_DESCRIPTION OF THE TASK_
Copy out the lines that have "uključivanja" in them.

------------------------------------------------

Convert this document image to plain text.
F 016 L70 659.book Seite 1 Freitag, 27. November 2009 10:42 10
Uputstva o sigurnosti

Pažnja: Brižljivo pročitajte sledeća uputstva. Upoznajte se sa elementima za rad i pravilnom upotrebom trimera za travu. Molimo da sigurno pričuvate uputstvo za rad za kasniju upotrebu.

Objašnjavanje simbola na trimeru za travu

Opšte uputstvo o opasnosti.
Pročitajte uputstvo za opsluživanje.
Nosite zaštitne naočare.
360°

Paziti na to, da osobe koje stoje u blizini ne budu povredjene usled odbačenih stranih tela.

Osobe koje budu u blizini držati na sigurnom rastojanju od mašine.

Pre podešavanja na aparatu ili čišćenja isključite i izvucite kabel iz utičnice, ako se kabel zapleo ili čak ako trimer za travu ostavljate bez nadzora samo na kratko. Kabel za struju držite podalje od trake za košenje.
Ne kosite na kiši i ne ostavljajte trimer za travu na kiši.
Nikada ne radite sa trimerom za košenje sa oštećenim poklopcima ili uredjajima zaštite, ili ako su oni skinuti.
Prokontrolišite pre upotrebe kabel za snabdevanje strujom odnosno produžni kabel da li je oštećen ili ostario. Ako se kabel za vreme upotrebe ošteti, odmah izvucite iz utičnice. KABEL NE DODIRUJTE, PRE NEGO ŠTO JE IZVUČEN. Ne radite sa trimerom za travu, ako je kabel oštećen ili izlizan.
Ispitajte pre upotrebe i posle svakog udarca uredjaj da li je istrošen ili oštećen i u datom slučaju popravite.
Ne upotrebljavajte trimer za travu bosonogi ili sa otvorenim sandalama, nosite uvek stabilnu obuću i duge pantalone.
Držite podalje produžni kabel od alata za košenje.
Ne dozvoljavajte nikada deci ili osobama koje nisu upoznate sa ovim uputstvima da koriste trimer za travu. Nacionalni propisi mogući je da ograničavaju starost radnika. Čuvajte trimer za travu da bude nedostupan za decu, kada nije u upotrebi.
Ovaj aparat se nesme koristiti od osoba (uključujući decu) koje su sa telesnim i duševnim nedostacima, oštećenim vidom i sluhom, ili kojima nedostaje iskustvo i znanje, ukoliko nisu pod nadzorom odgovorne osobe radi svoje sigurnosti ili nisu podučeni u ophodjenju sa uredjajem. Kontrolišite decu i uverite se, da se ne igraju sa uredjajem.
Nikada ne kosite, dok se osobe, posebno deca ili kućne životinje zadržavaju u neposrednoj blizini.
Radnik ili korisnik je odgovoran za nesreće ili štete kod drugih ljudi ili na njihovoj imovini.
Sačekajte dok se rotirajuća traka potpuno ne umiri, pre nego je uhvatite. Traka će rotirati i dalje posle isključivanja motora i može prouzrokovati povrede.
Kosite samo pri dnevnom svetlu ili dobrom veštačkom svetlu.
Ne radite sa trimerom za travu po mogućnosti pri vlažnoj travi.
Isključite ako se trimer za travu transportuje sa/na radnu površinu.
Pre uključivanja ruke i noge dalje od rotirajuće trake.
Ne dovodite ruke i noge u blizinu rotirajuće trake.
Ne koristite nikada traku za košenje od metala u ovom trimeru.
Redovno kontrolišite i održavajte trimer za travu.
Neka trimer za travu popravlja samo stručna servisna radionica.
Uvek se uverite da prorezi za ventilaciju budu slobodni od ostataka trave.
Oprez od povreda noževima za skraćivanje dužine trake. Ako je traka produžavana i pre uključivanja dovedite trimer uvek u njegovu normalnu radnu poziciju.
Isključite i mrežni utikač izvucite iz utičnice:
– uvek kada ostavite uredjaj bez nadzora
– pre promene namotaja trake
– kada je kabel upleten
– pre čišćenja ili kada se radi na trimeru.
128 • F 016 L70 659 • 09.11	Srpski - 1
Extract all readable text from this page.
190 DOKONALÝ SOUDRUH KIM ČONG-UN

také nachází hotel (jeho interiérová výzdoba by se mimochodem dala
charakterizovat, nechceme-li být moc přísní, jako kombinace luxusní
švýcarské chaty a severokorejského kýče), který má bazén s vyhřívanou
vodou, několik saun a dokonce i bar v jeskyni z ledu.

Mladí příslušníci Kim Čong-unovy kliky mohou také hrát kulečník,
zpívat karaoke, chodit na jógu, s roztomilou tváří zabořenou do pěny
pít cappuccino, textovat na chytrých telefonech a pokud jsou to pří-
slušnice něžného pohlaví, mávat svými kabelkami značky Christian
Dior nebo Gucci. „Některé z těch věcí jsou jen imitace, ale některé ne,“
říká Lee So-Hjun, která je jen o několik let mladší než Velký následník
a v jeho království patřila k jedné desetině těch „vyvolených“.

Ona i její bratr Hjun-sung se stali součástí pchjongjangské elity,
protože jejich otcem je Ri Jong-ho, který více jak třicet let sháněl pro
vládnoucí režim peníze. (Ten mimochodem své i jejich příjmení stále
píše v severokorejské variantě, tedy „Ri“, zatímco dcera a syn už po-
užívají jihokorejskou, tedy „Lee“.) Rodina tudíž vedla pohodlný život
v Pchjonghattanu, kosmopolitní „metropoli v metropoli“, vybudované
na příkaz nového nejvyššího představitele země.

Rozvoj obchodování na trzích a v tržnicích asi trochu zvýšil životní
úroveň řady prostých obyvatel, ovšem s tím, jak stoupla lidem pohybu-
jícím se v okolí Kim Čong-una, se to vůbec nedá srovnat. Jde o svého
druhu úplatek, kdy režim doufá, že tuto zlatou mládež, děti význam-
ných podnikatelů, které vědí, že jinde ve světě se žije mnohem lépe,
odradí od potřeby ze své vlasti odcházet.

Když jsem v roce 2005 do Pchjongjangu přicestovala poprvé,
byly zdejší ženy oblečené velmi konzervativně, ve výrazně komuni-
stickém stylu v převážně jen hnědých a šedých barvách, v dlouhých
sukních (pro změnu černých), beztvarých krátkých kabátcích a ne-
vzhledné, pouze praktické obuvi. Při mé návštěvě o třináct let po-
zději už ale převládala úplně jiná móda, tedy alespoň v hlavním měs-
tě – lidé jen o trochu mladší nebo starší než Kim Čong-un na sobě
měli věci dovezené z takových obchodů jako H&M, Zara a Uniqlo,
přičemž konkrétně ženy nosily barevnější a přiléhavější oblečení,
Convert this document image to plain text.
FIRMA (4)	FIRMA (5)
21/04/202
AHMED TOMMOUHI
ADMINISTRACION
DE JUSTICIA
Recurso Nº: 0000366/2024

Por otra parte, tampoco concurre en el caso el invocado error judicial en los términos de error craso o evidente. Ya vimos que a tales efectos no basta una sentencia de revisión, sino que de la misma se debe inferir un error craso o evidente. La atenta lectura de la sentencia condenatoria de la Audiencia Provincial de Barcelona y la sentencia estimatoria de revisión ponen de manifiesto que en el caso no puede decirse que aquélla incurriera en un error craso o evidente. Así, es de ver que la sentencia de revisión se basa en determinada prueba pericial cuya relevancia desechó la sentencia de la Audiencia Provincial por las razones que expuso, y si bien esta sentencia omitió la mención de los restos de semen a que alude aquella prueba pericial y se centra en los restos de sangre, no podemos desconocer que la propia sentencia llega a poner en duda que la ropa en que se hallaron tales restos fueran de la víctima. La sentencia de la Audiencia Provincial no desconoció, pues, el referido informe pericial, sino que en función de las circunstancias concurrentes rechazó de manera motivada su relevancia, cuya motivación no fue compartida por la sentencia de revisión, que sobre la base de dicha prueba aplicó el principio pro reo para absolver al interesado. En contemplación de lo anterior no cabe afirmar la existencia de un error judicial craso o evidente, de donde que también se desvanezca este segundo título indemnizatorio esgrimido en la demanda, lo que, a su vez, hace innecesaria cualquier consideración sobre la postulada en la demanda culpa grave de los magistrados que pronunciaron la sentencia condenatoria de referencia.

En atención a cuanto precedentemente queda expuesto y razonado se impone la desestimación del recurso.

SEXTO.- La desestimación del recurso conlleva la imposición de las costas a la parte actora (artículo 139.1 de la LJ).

------------------------------------------------

_ANSWER IN FULL_
Pre uključivanja ruke i noge dalje od rotirajuće trake.
Oprez od povreda noževima za skraćivanje dužine trake. Ako je traka produžavana i pre uključivanja dovedite trimer uvek u njegovu normalnu radnu poziciju.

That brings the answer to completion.